Requirement: Check each line of the data below for the word "своего", then extract the ones that have it.

Extracted records:
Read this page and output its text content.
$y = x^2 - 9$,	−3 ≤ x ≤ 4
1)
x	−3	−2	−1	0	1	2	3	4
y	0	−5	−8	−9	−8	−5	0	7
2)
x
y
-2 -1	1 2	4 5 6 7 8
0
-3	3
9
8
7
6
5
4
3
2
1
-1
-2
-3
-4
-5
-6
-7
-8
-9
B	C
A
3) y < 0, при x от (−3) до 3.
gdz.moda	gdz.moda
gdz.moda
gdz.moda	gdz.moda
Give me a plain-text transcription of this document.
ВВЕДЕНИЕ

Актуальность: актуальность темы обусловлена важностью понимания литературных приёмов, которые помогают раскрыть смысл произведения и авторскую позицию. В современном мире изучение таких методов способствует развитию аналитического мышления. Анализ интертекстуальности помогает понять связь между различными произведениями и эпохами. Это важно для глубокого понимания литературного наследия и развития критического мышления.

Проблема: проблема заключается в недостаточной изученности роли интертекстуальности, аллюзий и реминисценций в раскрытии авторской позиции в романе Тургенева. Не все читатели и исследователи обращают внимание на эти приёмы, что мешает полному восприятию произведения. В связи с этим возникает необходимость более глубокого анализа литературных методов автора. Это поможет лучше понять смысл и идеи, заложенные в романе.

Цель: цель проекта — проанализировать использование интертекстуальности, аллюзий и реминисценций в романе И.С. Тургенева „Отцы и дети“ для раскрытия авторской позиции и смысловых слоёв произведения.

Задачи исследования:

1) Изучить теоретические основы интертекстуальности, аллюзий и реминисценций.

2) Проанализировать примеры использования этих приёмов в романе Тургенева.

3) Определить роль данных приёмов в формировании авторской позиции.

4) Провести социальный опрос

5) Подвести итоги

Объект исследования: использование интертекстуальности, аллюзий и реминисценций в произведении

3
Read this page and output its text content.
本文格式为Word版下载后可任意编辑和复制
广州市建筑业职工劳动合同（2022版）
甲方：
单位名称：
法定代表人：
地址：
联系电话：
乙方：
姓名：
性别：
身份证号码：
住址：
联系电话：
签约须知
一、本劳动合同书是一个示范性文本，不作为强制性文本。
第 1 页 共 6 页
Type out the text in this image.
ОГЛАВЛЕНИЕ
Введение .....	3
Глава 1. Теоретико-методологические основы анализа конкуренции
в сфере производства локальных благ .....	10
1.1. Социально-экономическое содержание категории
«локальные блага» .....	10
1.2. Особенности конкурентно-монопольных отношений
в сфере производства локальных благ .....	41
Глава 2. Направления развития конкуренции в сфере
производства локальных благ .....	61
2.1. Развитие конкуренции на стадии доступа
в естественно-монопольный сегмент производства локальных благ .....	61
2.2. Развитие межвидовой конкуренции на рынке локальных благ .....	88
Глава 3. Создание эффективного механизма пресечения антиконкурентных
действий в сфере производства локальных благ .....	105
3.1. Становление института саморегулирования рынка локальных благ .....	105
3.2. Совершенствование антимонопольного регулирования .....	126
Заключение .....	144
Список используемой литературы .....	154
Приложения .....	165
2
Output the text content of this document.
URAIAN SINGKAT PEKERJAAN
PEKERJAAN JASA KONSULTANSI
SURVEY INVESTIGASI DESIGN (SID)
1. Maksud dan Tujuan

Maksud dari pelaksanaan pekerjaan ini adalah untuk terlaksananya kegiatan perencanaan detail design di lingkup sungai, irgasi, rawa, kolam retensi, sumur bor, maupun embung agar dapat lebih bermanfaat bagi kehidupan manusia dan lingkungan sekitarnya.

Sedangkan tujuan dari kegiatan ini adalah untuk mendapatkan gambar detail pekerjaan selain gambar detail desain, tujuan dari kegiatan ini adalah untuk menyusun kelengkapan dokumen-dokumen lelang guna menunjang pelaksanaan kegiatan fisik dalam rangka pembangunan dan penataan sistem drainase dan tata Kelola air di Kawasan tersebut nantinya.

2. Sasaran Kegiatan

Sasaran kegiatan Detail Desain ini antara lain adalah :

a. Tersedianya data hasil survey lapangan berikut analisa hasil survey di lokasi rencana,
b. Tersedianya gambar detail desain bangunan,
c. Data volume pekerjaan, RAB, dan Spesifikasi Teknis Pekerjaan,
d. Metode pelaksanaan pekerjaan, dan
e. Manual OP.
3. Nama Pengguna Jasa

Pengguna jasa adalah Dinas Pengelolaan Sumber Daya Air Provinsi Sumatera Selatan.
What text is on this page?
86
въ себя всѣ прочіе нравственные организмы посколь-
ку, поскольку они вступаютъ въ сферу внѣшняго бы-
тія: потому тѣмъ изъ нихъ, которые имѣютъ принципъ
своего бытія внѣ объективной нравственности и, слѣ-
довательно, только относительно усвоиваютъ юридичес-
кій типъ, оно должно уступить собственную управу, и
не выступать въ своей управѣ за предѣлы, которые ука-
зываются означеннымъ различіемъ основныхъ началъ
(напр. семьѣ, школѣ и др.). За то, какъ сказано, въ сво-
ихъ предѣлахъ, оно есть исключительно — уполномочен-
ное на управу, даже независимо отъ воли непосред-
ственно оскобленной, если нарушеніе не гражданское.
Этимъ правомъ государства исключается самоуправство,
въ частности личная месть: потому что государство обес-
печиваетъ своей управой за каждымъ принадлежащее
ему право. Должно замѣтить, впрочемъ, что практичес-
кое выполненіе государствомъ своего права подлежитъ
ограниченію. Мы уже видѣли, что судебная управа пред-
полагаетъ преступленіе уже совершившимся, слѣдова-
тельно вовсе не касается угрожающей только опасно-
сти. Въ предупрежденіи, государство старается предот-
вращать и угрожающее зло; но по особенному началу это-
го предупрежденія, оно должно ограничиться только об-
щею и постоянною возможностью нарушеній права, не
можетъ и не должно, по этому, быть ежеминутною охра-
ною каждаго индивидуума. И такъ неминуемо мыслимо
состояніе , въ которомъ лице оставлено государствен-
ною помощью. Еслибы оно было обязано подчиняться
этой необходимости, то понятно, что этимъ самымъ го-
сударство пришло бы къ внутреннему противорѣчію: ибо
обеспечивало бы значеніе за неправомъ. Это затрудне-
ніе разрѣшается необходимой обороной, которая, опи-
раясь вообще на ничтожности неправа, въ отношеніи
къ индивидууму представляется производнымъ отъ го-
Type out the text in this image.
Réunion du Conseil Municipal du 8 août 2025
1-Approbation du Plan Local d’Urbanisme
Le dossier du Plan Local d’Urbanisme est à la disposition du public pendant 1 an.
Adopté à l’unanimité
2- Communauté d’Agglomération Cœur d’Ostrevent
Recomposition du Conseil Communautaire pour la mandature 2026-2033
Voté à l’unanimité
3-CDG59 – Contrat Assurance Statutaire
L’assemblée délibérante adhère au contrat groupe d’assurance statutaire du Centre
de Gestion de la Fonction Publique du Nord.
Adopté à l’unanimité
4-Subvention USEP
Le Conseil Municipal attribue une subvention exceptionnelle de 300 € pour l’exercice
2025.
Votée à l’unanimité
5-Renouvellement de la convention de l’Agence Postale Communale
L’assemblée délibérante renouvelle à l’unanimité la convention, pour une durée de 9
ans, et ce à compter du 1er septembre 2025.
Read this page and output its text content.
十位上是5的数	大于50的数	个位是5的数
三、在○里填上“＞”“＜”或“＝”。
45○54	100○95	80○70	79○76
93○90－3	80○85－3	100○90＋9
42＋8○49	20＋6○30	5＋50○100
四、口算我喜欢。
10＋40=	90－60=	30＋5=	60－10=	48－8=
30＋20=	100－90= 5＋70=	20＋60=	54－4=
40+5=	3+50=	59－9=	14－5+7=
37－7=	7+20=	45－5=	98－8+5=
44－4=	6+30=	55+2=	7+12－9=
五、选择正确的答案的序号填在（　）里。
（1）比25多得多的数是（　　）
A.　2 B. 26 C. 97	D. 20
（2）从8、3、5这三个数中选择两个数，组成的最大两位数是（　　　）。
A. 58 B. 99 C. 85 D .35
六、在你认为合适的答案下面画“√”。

Solution to this task:
своего бытія внѣ объективной нравственности и, слѣ-
кое выполненіе государствомъ своего права подлежитъ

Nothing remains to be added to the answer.